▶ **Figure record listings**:
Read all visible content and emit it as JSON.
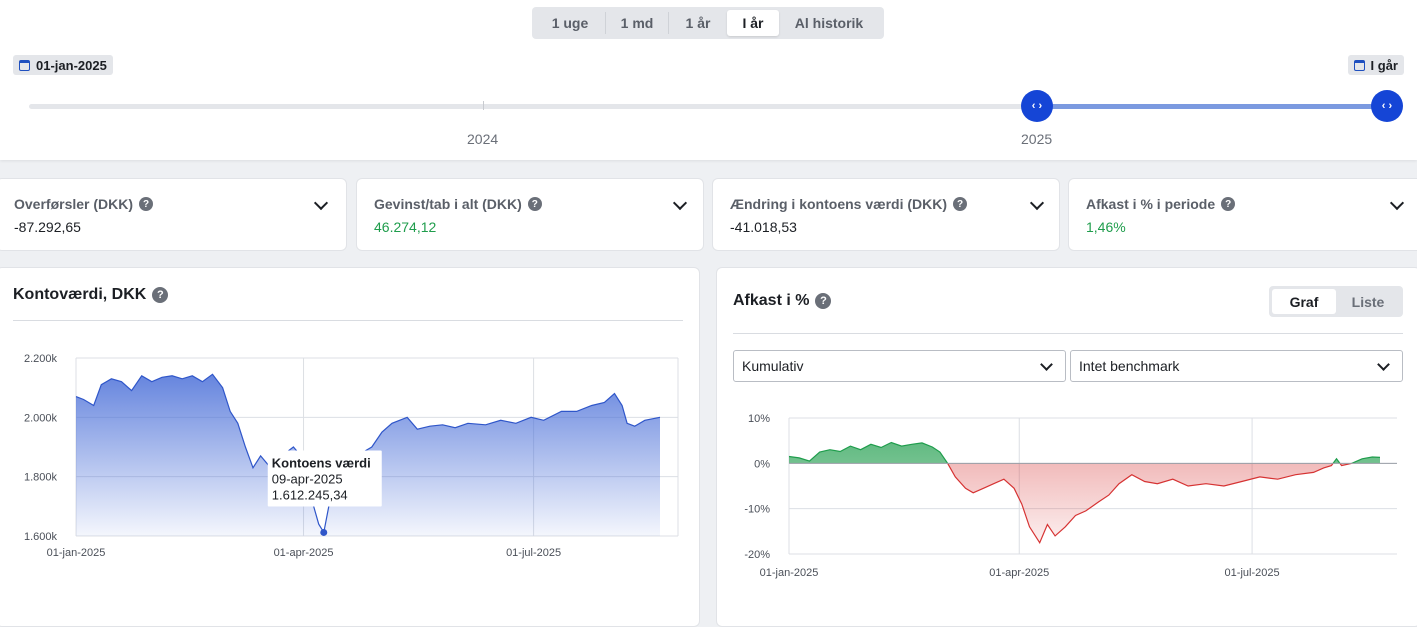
{
  "range_tabs": [
    {
      "label": "1 uge",
      "active": false
    },
    {
      "label": "1 md",
      "active": false
    },
    {
      "label": "1 år",
      "active": false
    },
    {
      "label": "I år",
      "active": true
    },
    {
      "label": "Al historik",
      "active": false
    }
  ],
  "timeline": {
    "start_date": "01-jan-2025",
    "end_date": "I går",
    "year_labels": [
      "2024",
      "2025"
    ],
    "handle_icon": "chevrons-left-right-icon"
  },
  "kpis": [
    {
      "label": "Overførsler (DKK)",
      "value": "-87.292,65",
      "tone": "neutral"
    },
    {
      "label": "Gevinst/tab i alt (DKK)",
      "value": "46.274,12",
      "tone": "positive"
    },
    {
      "label": "Ændring i kontoens værdi (DKK)",
      "value": "-41.018,53",
      "tone": "neutral"
    },
    {
      "label": "Afkast i % i periode",
      "value": "1,46%",
      "tone": "positive"
    }
  ],
  "help_icon": "?",
  "account_chart": {
    "title": "Kontoværdi, DKK",
    "tooltip": {
      "title": "Kontoens værdi",
      "date": "09-apr-2025",
      "value": "1.612.245,34"
    }
  },
  "return_chart": {
    "title": "Afkast i %",
    "toggle": [
      {
        "label": "Graf",
        "active": true
      },
      {
        "label": "Liste",
        "active": false
      }
    ],
    "mode_select": "Kumulativ",
    "benchmark_select": "Intet benchmark"
  },
  "colors": {
    "accent": "#1545d6",
    "positive": "#1f9d4c",
    "negative": "#d63333",
    "area_blue": "#4a6fd8"
  },
  "chart_data": [
    {
      "type": "area",
      "title": "",
      "x_ticks": [
        "01-jan-2025",
        "01-apr-2025",
        "01-jul-2025"
      ],
      "y_ticks": [
        "2.200k",
        "2.000k",
        "1.800k",
        "1.600k"
      ],
      "ylim": [
        1600000,
        2200000
      ],
      "x_range": [
        "2025-01-01",
        "2025-08-20"
      ],
      "grid": true,
      "series": [
        {
          "points": [
            [
              "2025-01-01",
              2070000
            ],
            [
              "2025-01-04",
              2060000
            ],
            [
              "2025-01-08",
              2040000
            ],
            [
              "2025-01-11",
              2110000
            ],
            [
              "2025-01-15",
              2130000
            ],
            [
              "2025-01-19",
              2120000
            ],
            [
              "2025-01-23",
              2090000
            ],
            [
              "2025-01-27",
              2140000
            ],
            [
              "2025-01-31",
              2120000
            ],
            [
              "2025-02-04",
              2135000
            ],
            [
              "2025-02-08",
              2140000
            ],
            [
              "2025-02-12",
              2130000
            ],
            [
              "2025-02-16",
              2140000
            ],
            [
              "2025-02-20",
              2120000
            ],
            [
              "2025-02-24",
              2145000
            ],
            [
              "2025-02-28",
              2100000
            ],
            [
              "2025-03-03",
              2020000
            ],
            [
              "2025-03-06",
              1980000
            ],
            [
              "2025-03-09",
              1900000
            ],
            [
              "2025-03-12",
              1830000
            ],
            [
              "2025-03-15",
              1870000
            ],
            [
              "2025-03-18",
              1840000
            ],
            [
              "2025-03-21",
              1860000
            ],
            [
              "2025-03-25",
              1880000
            ],
            [
              "2025-03-28",
              1900000
            ],
            [
              "2025-03-31",
              1870000
            ],
            [
              "2025-04-03",
              1760000
            ],
            [
              "2025-04-07",
              1640000
            ],
            [
              "2025-04-09",
              1612000
            ],
            [
              "2025-04-11",
              1700000
            ],
            [
              "2025-04-14",
              1760000
            ],
            [
              "2025-04-17",
              1800000
            ],
            [
              "2025-04-21",
              1830000
            ],
            [
              "2025-04-24",
              1880000
            ],
            [
              "2025-04-28",
              1900000
            ],
            [
              "2025-05-02",
              1950000
            ],
            [
              "2025-05-06",
              1980000
            ],
            [
              "2025-05-12",
              2000000
            ],
            [
              "2025-05-16",
              1960000
            ],
            [
              "2025-05-21",
              1970000
            ],
            [
              "2025-05-26",
              1975000
            ],
            [
              "2025-05-31",
              1965000
            ],
            [
              "2025-06-05",
              1980000
            ],
            [
              "2025-06-12",
              1975000
            ],
            [
              "2025-06-18",
              1990000
            ],
            [
              "2025-06-24",
              1980000
            ],
            [
              "2025-06-30",
              2000000
            ],
            [
              "2025-07-05",
              1990000
            ],
            [
              "2025-07-12",
              2020000
            ],
            [
              "2025-07-18",
              2020000
            ],
            [
              "2025-07-24",
              2040000
            ],
            [
              "2025-07-29",
              2050000
            ],
            [
              "2025-08-02",
              2080000
            ],
            [
              "2025-08-05",
              2040000
            ],
            [
              "2025-08-07",
              1980000
            ],
            [
              "2025-08-10",
              1970000
            ],
            [
              "2025-08-14",
              1990000
            ],
            [
              "2025-08-20",
              2000000
            ]
          ]
        }
      ]
    },
    {
      "type": "area",
      "title": "",
      "x_ticks": [
        "01-jan-2025",
        "01-apr-2025",
        "01-jul-2025"
      ],
      "y_ticks": [
        "10%",
        "0%",
        "-10%",
        "-20%"
      ],
      "ylim": [
        -20,
        10
      ],
      "x_range": [
        "2025-01-01",
        "2025-08-20"
      ],
      "baseline": 0,
      "grid": true,
      "series": [
        {
          "points": [
            [
              "2025-01-01",
              1.5
            ],
            [
              "2025-01-05",
              1.2
            ],
            [
              "2025-01-09",
              0.5
            ],
            [
              "2025-01-13",
              2.5
            ],
            [
              "2025-01-17",
              3.0
            ],
            [
              "2025-01-21",
              2.6
            ],
            [
              "2025-01-25",
              3.8
            ],
            [
              "2025-01-29",
              3.0
            ],
            [
              "2025-02-02",
              4.2
            ],
            [
              "2025-02-06",
              3.5
            ],
            [
              "2025-02-10",
              4.6
            ],
            [
              "2025-02-14",
              3.8
            ],
            [
              "2025-02-18",
              4.2
            ],
            [
              "2025-02-22",
              4.5
            ],
            [
              "2025-02-26",
              3.6
            ],
            [
              "2025-03-01",
              2.5
            ],
            [
              "2025-03-04",
              0
            ],
            [
              "2025-03-07",
              -3
            ],
            [
              "2025-03-11",
              -5.5
            ],
            [
              "2025-03-14",
              -6.5
            ],
            [
              "2025-03-18",
              -5.5
            ],
            [
              "2025-03-22",
              -4.5
            ],
            [
              "2025-03-26",
              -3.5
            ],
            [
              "2025-03-30",
              -5.5
            ],
            [
              "2025-04-02",
              -9
            ],
            [
              "2025-04-05",
              -14
            ],
            [
              "2025-04-09",
              -17.5
            ],
            [
              "2025-04-12",
              -13.5
            ],
            [
              "2025-04-15",
              -16
            ],
            [
              "2025-04-19",
              -14
            ],
            [
              "2025-04-23",
              -11.5
            ],
            [
              "2025-04-27",
              -10.5
            ],
            [
              "2025-05-02",
              -8.5
            ],
            [
              "2025-05-06",
              -7
            ],
            [
              "2025-05-10",
              -4.5
            ],
            [
              "2025-05-15",
              -2.5
            ],
            [
              "2025-05-20",
              -4
            ],
            [
              "2025-05-25",
              -4.5
            ],
            [
              "2025-05-31",
              -3.5
            ],
            [
              "2025-06-06",
              -5
            ],
            [
              "2025-06-13",
              -4.5
            ],
            [
              "2025-06-20",
              -5
            ],
            [
              "2025-06-27",
              -4
            ],
            [
              "2025-07-04",
              -3
            ],
            [
              "2025-07-11",
              -3.5
            ],
            [
              "2025-07-18",
              -2.5
            ],
            [
              "2025-07-25",
              -2
            ],
            [
              "2025-07-29",
              -1
            ],
            [
              "2025-08-01",
              -0.5
            ],
            [
              "2025-08-03",
              1
            ],
            [
              "2025-08-05",
              -0.5
            ],
            [
              "2025-08-09",
              0
            ],
            [
              "2025-08-13",
              1
            ],
            [
              "2025-08-17",
              1.4
            ],
            [
              "2025-08-20",
              1.3
            ]
          ]
        }
      ]
    }
  ]
}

▶ **Exercise directions**:
In the entries above, count every line containing the word "value". Write only the total.

▶ **Response below**:
5